-- start of PROVIDED RECORDS --

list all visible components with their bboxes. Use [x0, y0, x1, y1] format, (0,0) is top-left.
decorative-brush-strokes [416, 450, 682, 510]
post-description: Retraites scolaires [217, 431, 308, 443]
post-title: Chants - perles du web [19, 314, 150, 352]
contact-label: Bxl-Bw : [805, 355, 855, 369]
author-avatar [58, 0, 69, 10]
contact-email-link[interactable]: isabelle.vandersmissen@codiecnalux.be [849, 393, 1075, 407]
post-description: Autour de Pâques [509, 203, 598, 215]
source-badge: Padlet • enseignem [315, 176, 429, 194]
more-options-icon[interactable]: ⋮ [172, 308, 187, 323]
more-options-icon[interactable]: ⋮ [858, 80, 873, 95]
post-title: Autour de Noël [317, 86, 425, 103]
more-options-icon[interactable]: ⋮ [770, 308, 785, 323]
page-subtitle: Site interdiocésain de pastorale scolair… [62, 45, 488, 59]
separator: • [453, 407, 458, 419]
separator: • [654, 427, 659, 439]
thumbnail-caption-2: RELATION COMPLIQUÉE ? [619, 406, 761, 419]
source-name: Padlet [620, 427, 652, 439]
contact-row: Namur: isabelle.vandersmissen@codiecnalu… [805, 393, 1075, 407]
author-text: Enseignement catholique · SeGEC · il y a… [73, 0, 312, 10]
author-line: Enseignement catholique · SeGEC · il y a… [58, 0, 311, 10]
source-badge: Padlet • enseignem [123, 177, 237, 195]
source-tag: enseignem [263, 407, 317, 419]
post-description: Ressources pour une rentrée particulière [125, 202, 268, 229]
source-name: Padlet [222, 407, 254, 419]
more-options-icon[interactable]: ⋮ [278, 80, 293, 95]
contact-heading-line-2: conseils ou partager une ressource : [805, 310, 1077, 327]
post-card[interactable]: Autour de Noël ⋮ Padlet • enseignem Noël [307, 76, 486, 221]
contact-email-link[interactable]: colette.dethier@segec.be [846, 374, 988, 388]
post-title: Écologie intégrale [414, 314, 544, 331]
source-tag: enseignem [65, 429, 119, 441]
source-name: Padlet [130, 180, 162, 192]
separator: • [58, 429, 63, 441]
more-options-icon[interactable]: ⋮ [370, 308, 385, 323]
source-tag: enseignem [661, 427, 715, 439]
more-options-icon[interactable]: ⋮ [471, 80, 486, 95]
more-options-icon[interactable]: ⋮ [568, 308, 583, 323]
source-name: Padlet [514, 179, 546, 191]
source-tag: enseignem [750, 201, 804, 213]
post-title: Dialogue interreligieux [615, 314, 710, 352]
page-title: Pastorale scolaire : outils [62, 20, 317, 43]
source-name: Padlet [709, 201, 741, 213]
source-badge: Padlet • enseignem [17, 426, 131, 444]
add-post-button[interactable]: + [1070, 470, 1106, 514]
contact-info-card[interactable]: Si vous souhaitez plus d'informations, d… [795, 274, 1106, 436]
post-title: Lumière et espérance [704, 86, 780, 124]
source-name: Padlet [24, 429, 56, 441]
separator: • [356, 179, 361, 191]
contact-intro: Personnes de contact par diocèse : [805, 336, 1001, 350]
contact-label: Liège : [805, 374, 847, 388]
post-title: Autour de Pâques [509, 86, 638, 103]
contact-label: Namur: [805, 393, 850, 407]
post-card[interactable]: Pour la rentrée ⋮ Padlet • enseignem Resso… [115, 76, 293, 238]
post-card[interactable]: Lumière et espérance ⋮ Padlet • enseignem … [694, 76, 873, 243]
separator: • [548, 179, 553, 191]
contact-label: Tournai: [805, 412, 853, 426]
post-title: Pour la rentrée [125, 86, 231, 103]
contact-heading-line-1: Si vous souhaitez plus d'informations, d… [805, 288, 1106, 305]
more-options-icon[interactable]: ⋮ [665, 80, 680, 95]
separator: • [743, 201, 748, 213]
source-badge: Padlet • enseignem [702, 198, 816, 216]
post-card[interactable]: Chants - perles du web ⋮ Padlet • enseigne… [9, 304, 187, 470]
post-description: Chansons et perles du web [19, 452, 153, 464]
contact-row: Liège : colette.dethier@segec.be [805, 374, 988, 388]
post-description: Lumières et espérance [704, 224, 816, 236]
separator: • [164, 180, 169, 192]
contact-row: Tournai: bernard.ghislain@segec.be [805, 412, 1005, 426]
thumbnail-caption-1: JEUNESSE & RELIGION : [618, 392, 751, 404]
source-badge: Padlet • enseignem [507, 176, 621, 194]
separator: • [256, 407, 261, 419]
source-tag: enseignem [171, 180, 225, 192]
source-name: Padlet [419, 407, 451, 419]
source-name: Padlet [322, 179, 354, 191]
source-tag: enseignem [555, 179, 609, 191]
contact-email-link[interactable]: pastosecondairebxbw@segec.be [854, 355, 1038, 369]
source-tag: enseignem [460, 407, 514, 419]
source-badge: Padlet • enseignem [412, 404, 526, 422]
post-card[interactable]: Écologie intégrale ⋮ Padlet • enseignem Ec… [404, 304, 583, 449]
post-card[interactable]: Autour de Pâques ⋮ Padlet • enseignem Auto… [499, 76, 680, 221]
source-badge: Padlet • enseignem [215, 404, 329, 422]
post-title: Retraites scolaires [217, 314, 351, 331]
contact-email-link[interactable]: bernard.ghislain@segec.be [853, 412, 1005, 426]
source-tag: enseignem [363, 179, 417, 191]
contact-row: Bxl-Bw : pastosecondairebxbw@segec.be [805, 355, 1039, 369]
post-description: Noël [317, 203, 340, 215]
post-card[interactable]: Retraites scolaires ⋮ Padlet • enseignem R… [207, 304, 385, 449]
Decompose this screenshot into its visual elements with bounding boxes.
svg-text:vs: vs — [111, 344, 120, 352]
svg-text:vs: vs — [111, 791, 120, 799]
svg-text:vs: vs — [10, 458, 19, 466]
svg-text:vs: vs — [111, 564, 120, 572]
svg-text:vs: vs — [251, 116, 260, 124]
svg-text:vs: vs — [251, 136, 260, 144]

-- end of PROVIDED RECORDS --

• **WORK INSTRUCTIONS**: Write out the lines above word for word.

• **ANSWER BELOW**:
list all visible components with their bboxes. Use [x0, y0, x1, y1] format, (0,0) is top-left.
decorative-brush-strokes [416, 450, 682, 510]
post-description: Retraites scolaires [217, 431, 308, 443]
post-title: Chants - perles du web [19, 314, 150, 352]
contact-label: Bxl-Bw : [805, 355, 855, 369]
author-avatar [58, 0, 69, 10]
contact-email-link[interactable]: isabelle.vandersmissen@codiecnalux.be [849, 393, 1075, 407]
post-description: Autour de Pâques [509, 203, 598, 215]
source-badge: Padlet • enseignem [315, 176, 429, 194]
more-options-icon[interactable]: ⋮ [172, 308, 187, 323]
more-options-icon[interactable]: ⋮ [858, 80, 873, 95]
post-title: Autour de Noël [317, 86, 425, 103]
more-options-icon[interactable]: ⋮ [770, 308, 785, 323]
page-subtitle: Site interdiocésain de pastorale scolair… [62, 45, 488, 59]
separator: • [453, 407, 458, 419]
separator: • [654, 427, 659, 439]
thumbnail-caption-2: RELATION COMPLIQUÉE ? [619, 406, 761, 419]
source-name: Padlet [620, 427, 652, 439]
contact-row: Namur: isabelle.vandersmissen@codiecnalu… [805, 393, 1075, 407]
author-text: Enseignement catholique · SeGEC · il y a… [73, 0, 312, 10]
author-line: Enseignement catholique · SeGEC · il y a… [58, 0, 311, 10]
source-badge: Padlet • enseignem [123, 177, 237, 195]
source-tag: enseignem [263, 407, 317, 419]
post-description: Ressources pour une rentrée particulière [125, 202, 268, 229]
source-name: Padlet [222, 407, 254, 419]
more-options-icon[interactable]: ⋮ [278, 80, 293, 95]
contact-heading-line-2: conseils ou partager une ressource : [805, 310, 1077, 327]
post-card[interactable]: Autour de Noël ⋮ Padlet • enseignem Noël [307, 76, 486, 221]
contact-email-link[interactable]: colette.dethier@segec.be [846, 374, 988, 388]
post-title: Écologie intégrale [414, 314, 544, 331]
source-tag: enseignem [65, 429, 119, 441]
source-name: Padlet [130, 180, 162, 192]
separator: • [58, 429, 63, 441]
more-options-icon[interactable]: ⋮ [370, 308, 385, 323]
source-tag: enseignem [661, 427, 715, 439]
more-options-icon[interactable]: ⋮ [471, 80, 486, 95]
more-options-icon[interactable]: ⋮ [568, 308, 583, 323]
source-name: Padlet [514, 179, 546, 191]
source-tag: enseignem [750, 201, 804, 213]
post-title: Dialogue interreligieux [615, 314, 710, 352]
page-title: Pastorale scolaire : outils [62, 20, 317, 43]
source-name: Padlet [709, 201, 741, 213]
source-badge: Padlet • enseignem [17, 426, 131, 444]
add-post-button[interactable]: + [1070, 470, 1106, 514]
contact-info-card[interactable]: Si vous souhaitez plus d'informations, d… [795, 274, 1106, 436]
post-title: Lumière et espérance [704, 86, 780, 124]
source-name: Padlet [24, 429, 56, 441]
separator: • [356, 179, 361, 191]
contact-intro: Personnes de contact par diocèse : [805, 336, 1001, 350]
contact-label: Liège : [805, 374, 847, 388]
post-title: Autour de Pâques [509, 86, 638, 103]
contact-label: Namur: [805, 393, 850, 407]
post-card[interactable]: Pour la rentrée ⋮ Padlet • enseignem Resso… [115, 76, 293, 238]
post-card[interactable]: Lumière et espérance ⋮ Padlet • enseignem … [694, 76, 873, 243]
separator: • [548, 179, 553, 191]
contact-label: Tournai: [805, 412, 853, 426]
post-title: Pour la rentrée [125, 86, 231, 103]
contact-heading-line-1: Si vous souhaitez plus d'informations, d… [805, 288, 1106, 305]
more-options-icon[interactable]: ⋮ [665, 80, 680, 95]
separator: • [743, 201, 748, 213]
source-badge: Padlet • enseignem [702, 198, 816, 216]
post-card[interactable]: Chants - perles du web ⋮ Padlet • enseigne… [9, 304, 187, 470]
post-description: Chansons et perles du web [19, 452, 153, 464]
contact-row: Liège : colette.dethier@segec.be [805, 374, 988, 388]
post-description: Lumières et espérance [704, 224, 816, 236]
separator: • [164, 180, 169, 192]
contact-row: Tournai: bernard.ghislain@segec.be [805, 412, 1005, 426]
thumbnail-caption-1: JEUNESSE & RELIGION : [618, 392, 751, 404]
source-badge: Padlet • enseignem [507, 176, 621, 194]
separator: • [256, 407, 261, 419]
source-tag: enseignem [171, 180, 225, 192]
source-name: Padlet [419, 407, 451, 419]
source-name: Padlet [322, 179, 354, 191]
source-tag: enseignem [555, 179, 609, 191]
contact-email-link[interactable]: pastosecondairebxbw@segec.be [854, 355, 1038, 369]
source-tag: enseignem [460, 407, 514, 419]
source-badge: Padlet • enseignem [412, 404, 526, 422]
post-card[interactable]: Écologie intégrale ⋮ Padlet • enseignem Ec… [404, 304, 583, 449]
post-card[interactable]: Autour de Pâques ⋮ Padlet • enseignem Auto… [499, 76, 680, 221]
source-badge: Padlet • enseignem [215, 404, 329, 422]
post-title: Retraites scolaires [217, 314, 351, 331]
contact-email-link[interactable]: bernard.ghislain@segec.be [853, 412, 1005, 426]
source-tag: enseignem [363, 179, 417, 191]
contact-row: Bxl-Bw : pastosecondairebxbw@segec.be [805, 355, 1039, 369]
post-description: Noël [317, 203, 340, 215]
post-card[interactable]: Retraites scolaires ⋮ Padlet • enseignem R… [207, 304, 385, 449]
Decompose this screenshot into its visual elements with bounding boxes.
svg-text:vs: vs — [111, 344, 120, 352]
svg-text:vs: vs — [111, 791, 120, 799]
svg-text:vs: vs — [10, 458, 19, 466]
svg-text:vs: vs — [111, 564, 120, 572]
svg-text:vs: vs — [251, 116, 260, 124]
svg-text:vs: vs — [251, 136, 260, 144]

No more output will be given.